··· DATA LINES ···
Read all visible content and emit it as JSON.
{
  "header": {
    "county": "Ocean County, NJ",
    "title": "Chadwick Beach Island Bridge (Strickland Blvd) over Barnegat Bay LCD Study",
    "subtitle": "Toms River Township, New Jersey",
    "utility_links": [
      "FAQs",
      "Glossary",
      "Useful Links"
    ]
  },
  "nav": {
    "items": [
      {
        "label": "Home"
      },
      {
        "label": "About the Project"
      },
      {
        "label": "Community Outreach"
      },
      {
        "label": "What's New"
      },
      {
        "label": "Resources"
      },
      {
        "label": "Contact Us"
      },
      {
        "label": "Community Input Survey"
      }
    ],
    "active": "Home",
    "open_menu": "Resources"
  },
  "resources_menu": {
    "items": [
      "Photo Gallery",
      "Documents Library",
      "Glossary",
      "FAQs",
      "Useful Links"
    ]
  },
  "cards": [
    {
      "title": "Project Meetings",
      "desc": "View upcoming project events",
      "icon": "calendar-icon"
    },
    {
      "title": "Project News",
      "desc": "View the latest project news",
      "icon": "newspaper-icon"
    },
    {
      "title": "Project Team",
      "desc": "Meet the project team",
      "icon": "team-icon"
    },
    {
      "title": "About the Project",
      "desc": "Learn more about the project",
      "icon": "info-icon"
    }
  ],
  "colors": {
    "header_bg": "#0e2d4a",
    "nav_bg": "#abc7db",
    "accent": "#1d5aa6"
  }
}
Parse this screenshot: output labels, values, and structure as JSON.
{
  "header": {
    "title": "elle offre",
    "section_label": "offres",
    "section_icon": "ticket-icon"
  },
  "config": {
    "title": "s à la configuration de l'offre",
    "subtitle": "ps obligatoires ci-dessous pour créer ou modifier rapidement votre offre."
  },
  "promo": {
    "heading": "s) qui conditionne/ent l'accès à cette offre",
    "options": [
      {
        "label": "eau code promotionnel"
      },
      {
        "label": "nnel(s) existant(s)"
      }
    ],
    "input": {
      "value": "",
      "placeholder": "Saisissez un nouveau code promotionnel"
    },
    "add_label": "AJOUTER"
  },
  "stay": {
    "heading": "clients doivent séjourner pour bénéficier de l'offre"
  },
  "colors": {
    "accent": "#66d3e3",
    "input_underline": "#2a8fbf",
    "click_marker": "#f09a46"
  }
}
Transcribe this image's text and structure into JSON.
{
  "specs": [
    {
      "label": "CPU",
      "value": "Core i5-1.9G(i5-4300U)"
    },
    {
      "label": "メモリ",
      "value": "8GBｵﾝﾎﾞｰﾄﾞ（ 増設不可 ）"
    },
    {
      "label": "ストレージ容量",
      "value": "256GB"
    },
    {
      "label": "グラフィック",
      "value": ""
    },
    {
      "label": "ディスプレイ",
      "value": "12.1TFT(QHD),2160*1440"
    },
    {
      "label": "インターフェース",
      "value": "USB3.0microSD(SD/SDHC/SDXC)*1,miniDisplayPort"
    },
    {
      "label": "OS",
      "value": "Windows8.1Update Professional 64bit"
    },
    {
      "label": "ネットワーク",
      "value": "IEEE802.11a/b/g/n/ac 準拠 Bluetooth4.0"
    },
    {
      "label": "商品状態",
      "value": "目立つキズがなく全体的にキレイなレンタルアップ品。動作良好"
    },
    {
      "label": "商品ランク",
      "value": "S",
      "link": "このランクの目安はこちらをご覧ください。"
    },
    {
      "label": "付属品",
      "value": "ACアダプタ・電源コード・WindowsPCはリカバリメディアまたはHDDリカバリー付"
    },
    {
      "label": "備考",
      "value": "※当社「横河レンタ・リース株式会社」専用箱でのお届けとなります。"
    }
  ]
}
···
# [REQUIREMENT]
Extract the full listing and reproduce each line exactly.

# [TASK SOLUTION]
Read all visible content and emit it as JSON.
{
  "header": {
    "county": "Ocean County, NJ",
    "title": "Chadwick Beach Island Bridge (Strickland Blvd) over Barnegat Bay LCD Study",
    "subtitle": "Toms River Township, New Jersey",
    "utility_links": [
      "FAQs",
      "Glossary",
      "Useful Links"
    ]
  },
  "nav": {
    "items": [
      {
        "label": "Home"
      },
      {
        "label": "About the Project"
      },
      {
        "label": "Community Outreach"
      },
      {
        "label": "What's New"
      },
      {
        "label": "Resources"
      },
      {
        "label": "Contact Us"
      },
      {
        "label": "Community Input Survey"
      }
    ],
    "active": "Home",
    "open_menu": "Resources"
  },
  "resources_menu": {
    "items": [
      "Photo Gallery",
      "Documents Library",
      "Glossary",
      "FAQs",
      "Useful Links"
    ]
  },
  "cards": [
    {
      "title": "Project Meetings",
      "desc": "View upcoming project events",
      "icon": "calendar-icon"
    },
    {
      "title": "Project News",
      "desc": "View the latest project news",
      "icon": "newspaper-icon"
    },
    {
      "title": "Project Team",
      "desc": "Meet the project team",
      "icon": "team-icon"
    },
    {
      "title": "About the Project",
      "desc": "Learn more about the project",
      "icon": "info-icon"
    }
  ],
  "colors": {
    "header_bg": "#0e2d4a",
    "nav_bg": "#abc7db",
    "accent": "#1d5aa6"
  }
}
Parse this screenshot: output labels, values, and structure as JSON.
{
  "header": {
    "title": "elle offre",
    "section_label": "offres",
    "section_icon": "ticket-icon"
  },
  "config": {
    "title": "s à la configuration de l'offre",
    "subtitle": "ps obligatoires ci-dessous pour créer ou modifier rapidement votre offre."
  },
  "promo": {
    "heading": "s) qui conditionne/ent l'accès à cette offre",
    "options": [
      {
        "label": "eau code promotionnel"
      },
      {
        "label": "nnel(s) existant(s)"
      }
    ],
    "input": {
      "value": "",
      "placeholder": "Saisissez un nouveau code promotionnel"
    },
    "add_label": "AJOUTER"
  },
  "stay": {
    "heading": "clients doivent séjourner pour bénéficier de l'offre"
  },
  "colors": {
    "accent": "#66d3e3",
    "input_underline": "#2a8fbf",
    "click_marker": "#f09a46"
  }
}
Transcribe this image's text and structure into JSON.
{
  "specs": [
    {
      "label": "CPU",
      "value": "Core i5-1.9G(i5-4300U)"
    },
    {
      "label": "メモリ",
      "value": "8GBｵﾝﾎﾞｰﾄﾞ（ 増設不可 ）"
    },
    {
      "label": "ストレージ容量",
      "value": "256GB"
    },
    {
      "label": "グラフィック",
      "value": ""
    },
    {
      "label": "ディスプレイ",
      "value": "12.1TFT(QHD),2160*1440"
    },
    {
      "label": "インターフェース",
      "value": "USB3.0microSD(SD/SDHC/SDXC)*1,miniDisplayPort"
    },
    {
      "label": "OS",
      "value": "Windows8.1Update Professional 64bit"
    },
    {
      "label": "ネットワーク",
      "value": "IEEE802.11a/b/g/n/ac 準拠 Bluetooth4.0"
    },
    {
      "label": "商品状態",
      "value": "目立つキズがなく全体的にキレイなレンタルアップ品。動作良好"
    },
    {
      "label": "商品ランク",
      "value": "S",
      "link": "このランクの目安はこちらをご覧ください。"
    },
    {
      "label": "付属品",
      "value": "ACアダプタ・電源コード・WindowsPCはリカバリメディアまたはHDDリカバリー付"
    },
    {
      "label": "備考",
      "value": "※当社「横河レンタ・リース株式会社」専用箱でのお届けとなります。"
    }
  ]
}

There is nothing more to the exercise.